***** Supplied entries *****

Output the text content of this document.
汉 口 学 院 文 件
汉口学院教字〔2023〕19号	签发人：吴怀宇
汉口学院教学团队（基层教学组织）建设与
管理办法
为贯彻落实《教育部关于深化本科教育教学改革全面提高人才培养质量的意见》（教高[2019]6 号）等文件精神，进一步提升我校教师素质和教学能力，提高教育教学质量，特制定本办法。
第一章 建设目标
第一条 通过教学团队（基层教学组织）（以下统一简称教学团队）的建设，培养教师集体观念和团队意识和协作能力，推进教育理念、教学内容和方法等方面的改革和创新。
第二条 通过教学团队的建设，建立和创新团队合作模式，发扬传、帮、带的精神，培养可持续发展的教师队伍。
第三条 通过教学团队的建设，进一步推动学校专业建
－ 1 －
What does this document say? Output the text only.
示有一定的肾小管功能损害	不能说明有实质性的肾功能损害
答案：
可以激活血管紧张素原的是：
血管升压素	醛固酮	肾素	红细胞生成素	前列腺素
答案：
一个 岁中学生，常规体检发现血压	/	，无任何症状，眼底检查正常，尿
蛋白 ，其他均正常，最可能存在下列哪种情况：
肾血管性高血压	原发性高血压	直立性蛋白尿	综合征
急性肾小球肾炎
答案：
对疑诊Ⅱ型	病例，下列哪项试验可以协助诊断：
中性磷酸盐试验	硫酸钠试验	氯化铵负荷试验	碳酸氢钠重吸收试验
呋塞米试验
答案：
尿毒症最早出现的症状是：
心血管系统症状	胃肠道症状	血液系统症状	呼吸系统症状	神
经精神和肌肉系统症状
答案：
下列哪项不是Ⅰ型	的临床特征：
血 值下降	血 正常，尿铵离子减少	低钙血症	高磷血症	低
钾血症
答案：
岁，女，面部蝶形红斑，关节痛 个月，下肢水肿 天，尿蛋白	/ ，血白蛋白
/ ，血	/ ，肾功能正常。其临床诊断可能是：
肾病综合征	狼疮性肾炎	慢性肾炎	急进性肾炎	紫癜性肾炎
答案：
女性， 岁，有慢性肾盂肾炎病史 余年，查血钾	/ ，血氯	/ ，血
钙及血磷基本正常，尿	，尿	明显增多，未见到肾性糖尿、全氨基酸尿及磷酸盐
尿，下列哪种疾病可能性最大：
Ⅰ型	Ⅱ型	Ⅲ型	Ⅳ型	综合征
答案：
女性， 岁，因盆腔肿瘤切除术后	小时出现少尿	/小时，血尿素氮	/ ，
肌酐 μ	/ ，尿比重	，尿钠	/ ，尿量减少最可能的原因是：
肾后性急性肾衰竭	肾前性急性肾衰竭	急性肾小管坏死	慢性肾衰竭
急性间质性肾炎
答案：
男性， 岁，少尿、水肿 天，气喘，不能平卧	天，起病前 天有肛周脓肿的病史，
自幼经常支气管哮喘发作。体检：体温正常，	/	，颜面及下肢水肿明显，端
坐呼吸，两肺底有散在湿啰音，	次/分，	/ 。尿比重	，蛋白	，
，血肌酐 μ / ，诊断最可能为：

*****

Directions for this task —
Copy all the lines, exactly.

Final result —
Output the text content of this document.
汉 口 学 院 文 件
汉口学院教字〔2023〕19号	签发人：吴怀宇
汉口学院教学团队（基层教学组织）建设与
管理办法
为贯彻落实《教育部关于深化本科教育教学改革全面提高人才培养质量的意见》（教高[2019]6 号）等文件精神，进一步提升我校教师素质和教学能力，提高教育教学质量，特制定本办法。
第一章 建设目标
第一条 通过教学团队（基层教学组织）（以下统一简称教学团队）的建设，培养教师集体观念和团队意识和协作能力，推进教育理念、教学内容和方法等方面的改革和创新。
第二条 通过教学团队的建设，建立和创新团队合作模式，发扬传、帮、带的精神，培养可持续发展的教师队伍。
第三条 通过教学团队的建设，进一步推动学校专业建
－ 1 －
What does this document say? Output the text only.
示有一定的肾小管功能损害	不能说明有实质性的肾功能损害
答案：
可以激活血管紧张素原的是：
血管升压素	醛固酮	肾素	红细胞生成素	前列腺素
答案：
一个 岁中学生，常规体检发现血压	/	，无任何症状，眼底检查正常，尿
蛋白 ，其他均正常，最可能存在下列哪种情况：
肾血管性高血压	原发性高血压	直立性蛋白尿	综合征
急性肾小球肾炎
答案：
对疑诊Ⅱ型	病例，下列哪项试验可以协助诊断：
中性磷酸盐试验	硫酸钠试验	氯化铵负荷试验	碳酸氢钠重吸收试验
呋塞米试验
答案：
尿毒症最早出现的症状是：
心血管系统症状	胃肠道症状	血液系统症状	呼吸系统症状	神
经精神和肌肉系统症状
答案：
下列哪项不是Ⅰ型	的临床特征：
血 值下降	血 正常，尿铵离子减少	低钙血症	高磷血症	低
钾血症
答案：
岁，女，面部蝶形红斑，关节痛 个月，下肢水肿 天，尿蛋白	/ ，血白蛋白
/ ，血	/ ，肾功能正常。其临床诊断可能是：
肾病综合征	狼疮性肾炎	慢性肾炎	急进性肾炎	紫癜性肾炎
答案：
女性， 岁，有慢性肾盂肾炎病史 余年，查血钾	/ ，血氯	/ ，血
钙及血磷基本正常，尿	，尿	明显增多，未见到肾性糖尿、全氨基酸尿及磷酸盐
尿，下列哪种疾病可能性最大：
Ⅰ型	Ⅱ型	Ⅲ型	Ⅳ型	综合征
答案：
女性， 岁，因盆腔肿瘤切除术后	小时出现少尿	/小时，血尿素氮	/ ，
肌酐 μ	/ ，尿比重	，尿钠	/ ，尿量减少最可能的原因是：
肾后性急性肾衰竭	肾前性急性肾衰竭	急性肾小管坏死	慢性肾衰竭
急性间质性肾炎
答案：
男性， 岁，少尿、水肿 天，气喘，不能平卧	天，起病前 天有肛周脓肿的病史，
自幼经常支气管哮喘发作。体检：体温正常，	/	，颜面及下肢水肿明显，端
坐呼吸，两肺底有散在湿啰音，	次/分，	/ 。尿比重	，蛋白	，
，血肌酐 μ / ，诊断最可能为：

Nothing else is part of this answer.